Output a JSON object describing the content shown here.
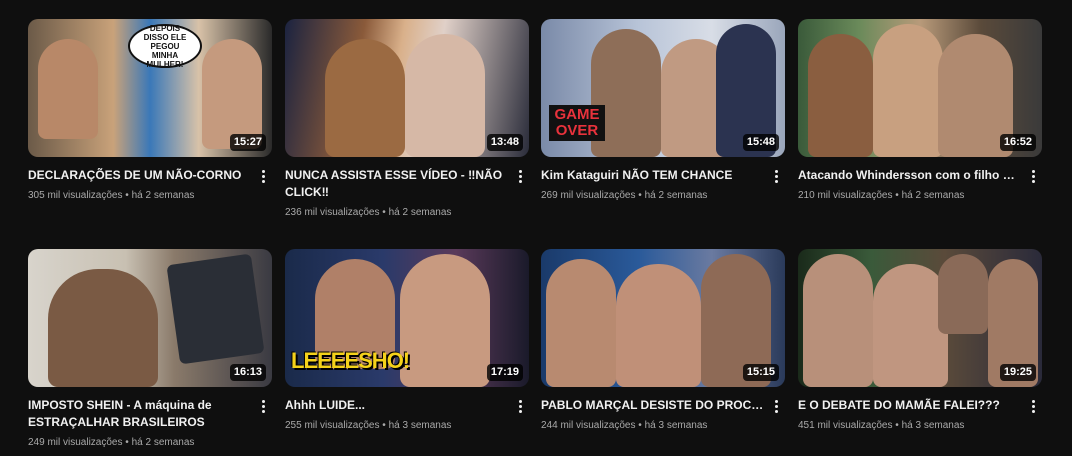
{
  "videos": [
    {
      "title": "DECLARAÇÕES DE UM NÃO-CORNO",
      "views": "305 mil visualizações",
      "age": "há 2 semanas",
      "duration": "15:27",
      "thumb_text": "DEPOIS DISSO ELE PEGOU MINHA MULHER!"
    },
    {
      "title": "NUNCA ASSISTA ESSE VÍDEO - ‼NÃO CLICK‼",
      "views": "236 mil visualizações",
      "age": "há 2 semanas",
      "duration": "13:48"
    },
    {
      "title": "Kim Kataguiri NÃO TEM CHANCE",
      "views": "269 mil visualizações",
      "age": "há 2 semanas",
      "duration": "15:48",
      "thumb_text": "GAME OVER"
    },
    {
      "title": "Atacando Whindersson com o filho morto...",
      "views": "210 mil visualizações",
      "age": "há 2 semanas",
      "duration": "16:52"
    },
    {
      "title": "IMPOSTO SHEIN - A máquina de ESTRAÇALHAR BRASILEIROS",
      "views": "249 mil visualizações",
      "age": "há 2 semanas",
      "duration": "16:13"
    },
    {
      "title": "Ahhh LUIDE...",
      "views": "255 mil visualizações",
      "age": "há 3 semanas",
      "duration": "17:19",
      "thumb_text": "LEEEESHO!"
    },
    {
      "title": "PABLO MARÇAL DESISTE DO PROCESSO",
      "views": "244 mil visualizações",
      "age": "há 3 semanas",
      "duration": "15:15"
    },
    {
      "title": "E O DEBATE DO MAMÃE FALEI???",
      "views": "451 mil visualizações",
      "age": "há 3 semanas",
      "duration": "19:25"
    }
  ],
  "separator": "•"
}
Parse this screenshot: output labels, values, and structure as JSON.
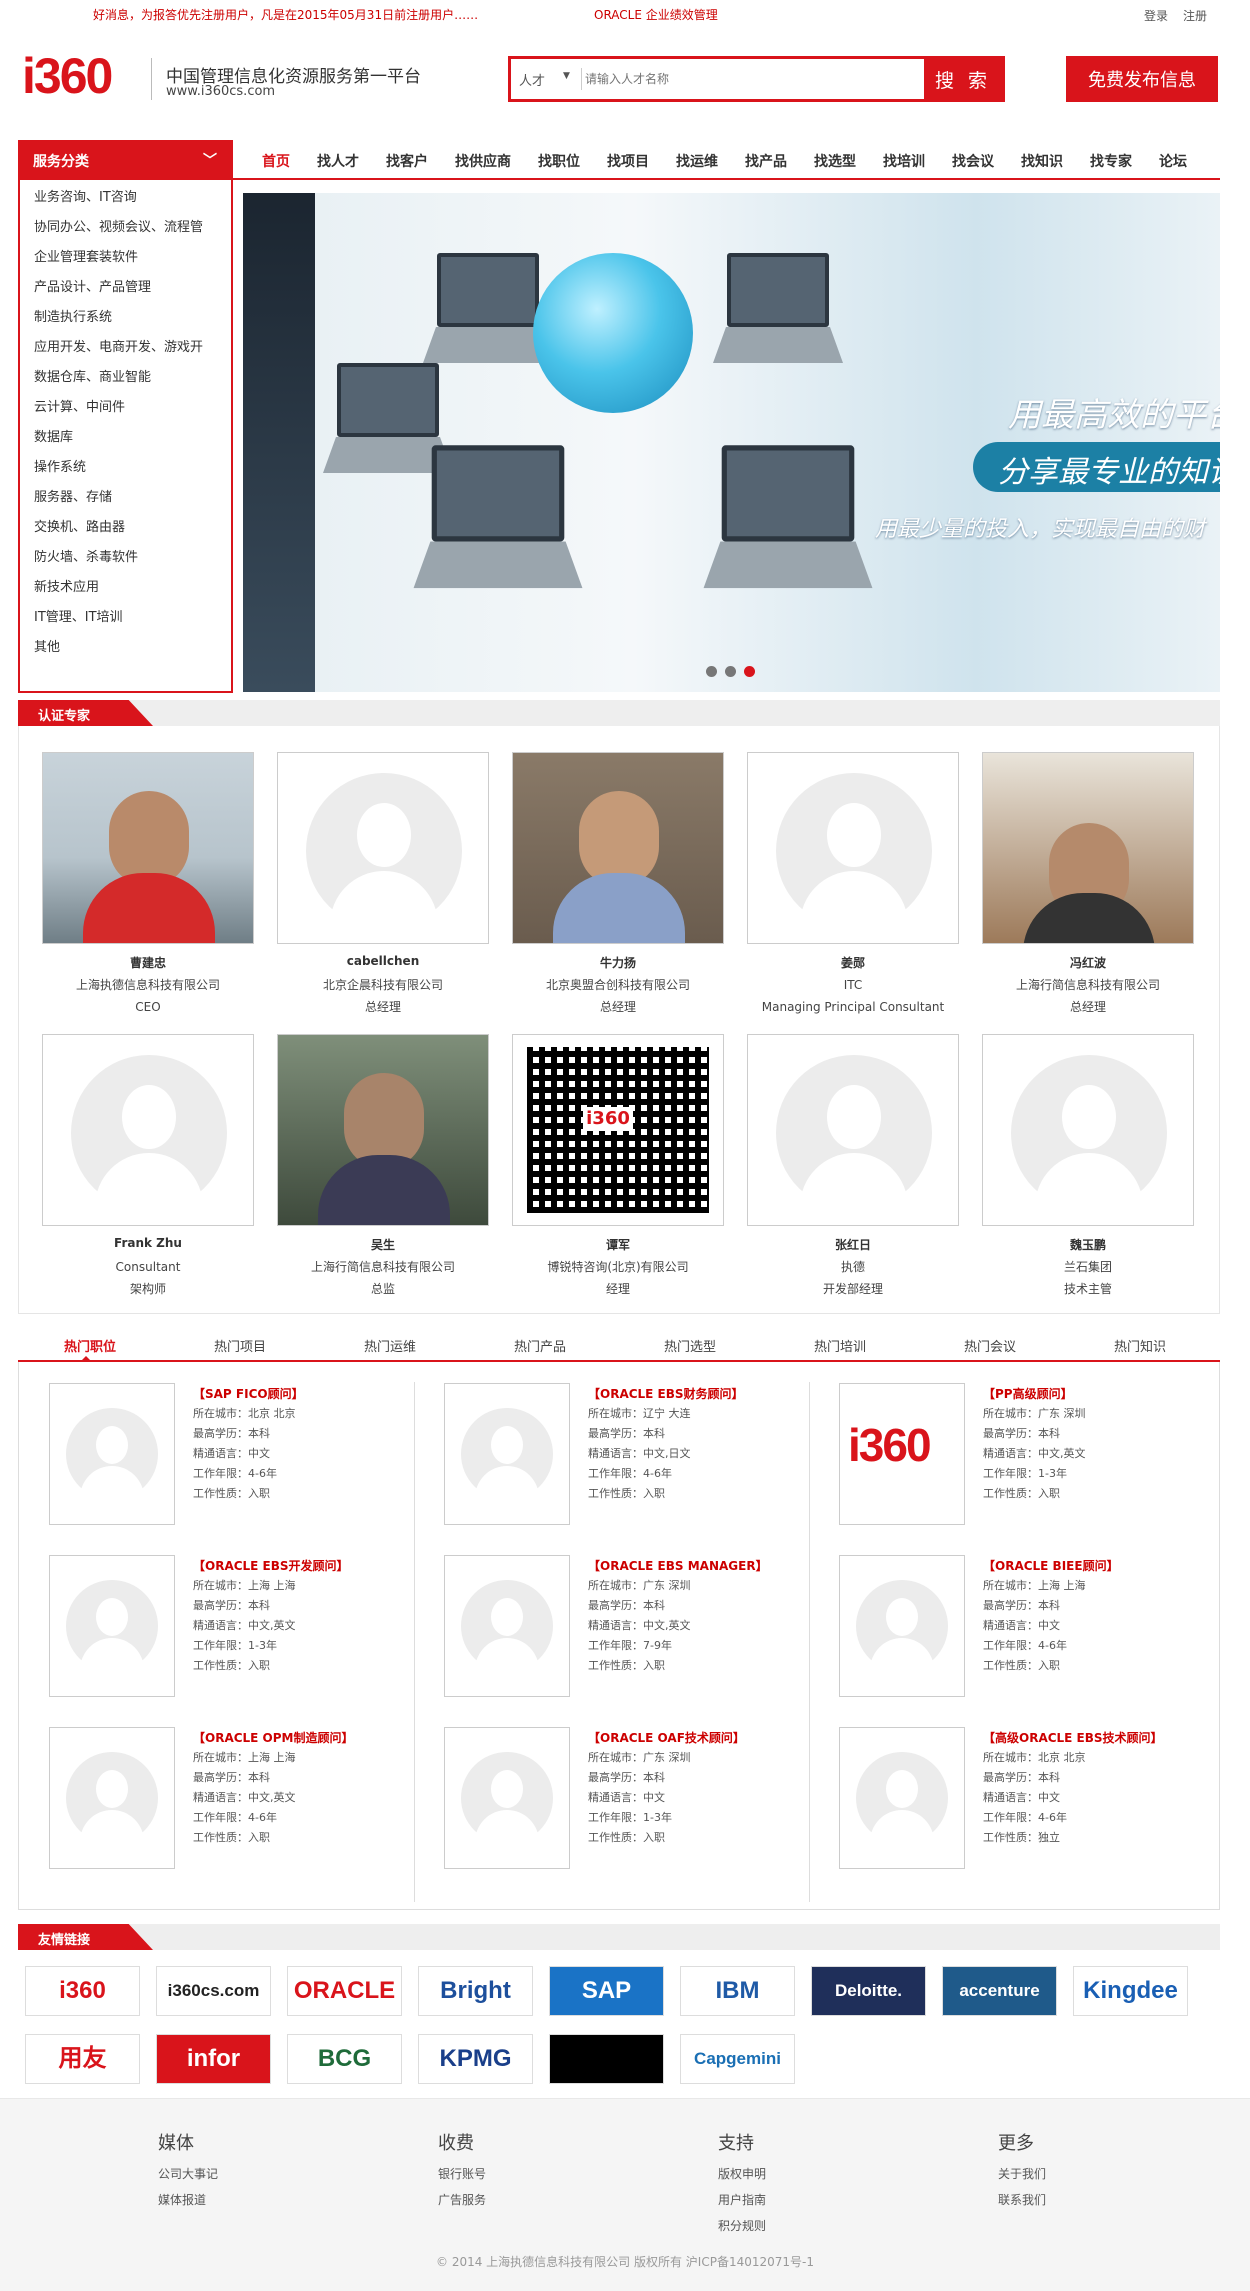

Exercise directions: Reproduce the whole listing word for word, setting aside any pictures.

Right answer:
Output a JSON object describing the content shown here.
{
  "videos": [
    {
      "title": "DECLARAÇÕES DE UM NÃO-CORNO",
      "views": "305 mil visualizações",
      "age": "há 2 semanas",
      "duration": "15:27",
      "thumb_text": "DEPOIS DISSO ELE PEGOU MINHA MULHER!"
    },
    {
      "title": "NUNCA ASSISTA ESSE VÍDEO - ‼NÃO CLICK‼",
      "views": "236 mil visualizações",
      "age": "há 2 semanas",
      "duration": "13:48"
    },
    {
      "title": "Kim Kataguiri NÃO TEM CHANCE",
      "views": "269 mil visualizações",
      "age": "há 2 semanas",
      "duration": "15:48",
      "thumb_text": "GAME OVER"
    },
    {
      "title": "Atacando Whindersson com o filho morto...",
      "views": "210 mil visualizações",
      "age": "há 2 semanas",
      "duration": "16:52"
    },
    {
      "title": "IMPOSTO SHEIN - A máquina de ESTRAÇALHAR BRASILEIROS",
      "views": "249 mil visualizações",
      "age": "há 2 semanas",
      "duration": "16:13"
    },
    {
      "title": "Ahhh LUIDE...",
      "views": "255 mil visualizações",
      "age": "há 3 semanas",
      "duration": "17:19",
      "thumb_text": "LEEEESHO!"
    },
    {
      "title": "PABLO MARÇAL DESISTE DO PROCESSO",
      "views": "244 mil visualizações",
      "age": "há 3 semanas",
      "duration": "15:15"
    },
    {
      "title": "E O DEBATE DO MAMÃE FALEI???",
      "views": "451 mil visualizações",
      "age": "há 3 semanas",
      "duration": "19:25"
    }
  ],
  "separator": "•"
}
Parse this screenshot: output labels, values, and structure as JSON.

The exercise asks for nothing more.